▶ _Task to carry out_
Provide the count of lines that hold "Déplacer" and no other output.

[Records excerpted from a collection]
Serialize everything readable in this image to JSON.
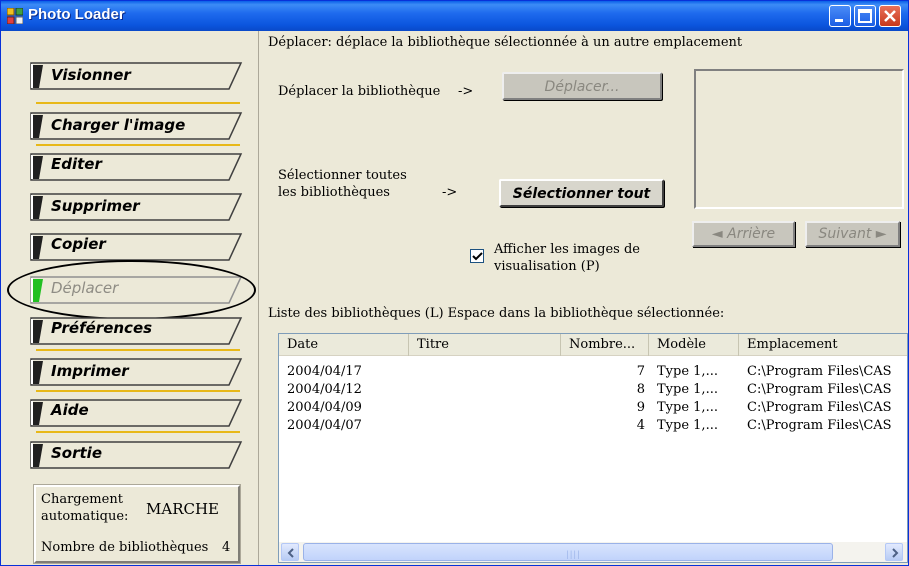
{
  "window": {
    "title": "Photo Loader"
  },
  "sidebar": {
    "items": [
      {
        "label": "Visionner"
      },
      {
        "label": "Charger l'image"
      },
      {
        "label": "Editer"
      },
      {
        "label": "Supprimer"
      },
      {
        "label": "Copier"
      },
      {
        "label": "Déplacer"
      },
      {
        "label": "Préférences"
      },
      {
        "label": "Imprimer"
      },
      {
        "label": "Aide"
      },
      {
        "label": "Sortie"
      }
    ],
    "status": {
      "auto_label": "Chargement automatique:",
      "auto_value": "MARCHE",
      "count_label": "Nombre de bibliothèques",
      "count_value": "4"
    }
  },
  "main": {
    "description": "Déplacer: déplace la bibliothèque sélectionnée à un autre emplacement",
    "move_label": "Déplacer la bibliothèque",
    "arrow": "->",
    "move_button": "Déplacer...",
    "select_all_label": "Sélectionner toutes les bibliothèques",
    "select_all_button": "Sélectionner tout",
    "prev_button": "◄ Arrière",
    "next_button": "Suivant ►",
    "show_previews_label": "Afficher les images de visualisation (P)",
    "show_previews_checked": true,
    "list_caption": "Liste des bibliothèques (L)  Espace dans la bibliothèque sélectionnée:",
    "columns": [
      "Date",
      "Titre",
      "Nombre...",
      "Modèle",
      "Emplacement"
    ],
    "rows": [
      {
        "date": "2004/04/17",
        "title": "",
        "count": "7",
        "model": "Type 1,...",
        "location": "C:\\Program Files\\CAS"
      },
      {
        "date": "2004/04/12",
        "title": "",
        "count": "8",
        "model": "Type 1,...",
        "location": "C:\\Program Files\\CAS"
      },
      {
        "date": "2004/04/09",
        "title": "",
        "count": "9",
        "model": "Type 1,...",
        "location": "C:\\Program Files\\CAS"
      },
      {
        "date": "2004/04/07",
        "title": "",
        "count": "4",
        "model": "Type 1,...",
        "location": "C:\\Program Files\\CAS"
      }
    ]
  },
  "colors": {
    "titlebar": "#0b55de",
    "separator": "#e8b818",
    "active_tab_marker": "#22c022"
  }
}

▶ _Task output_
4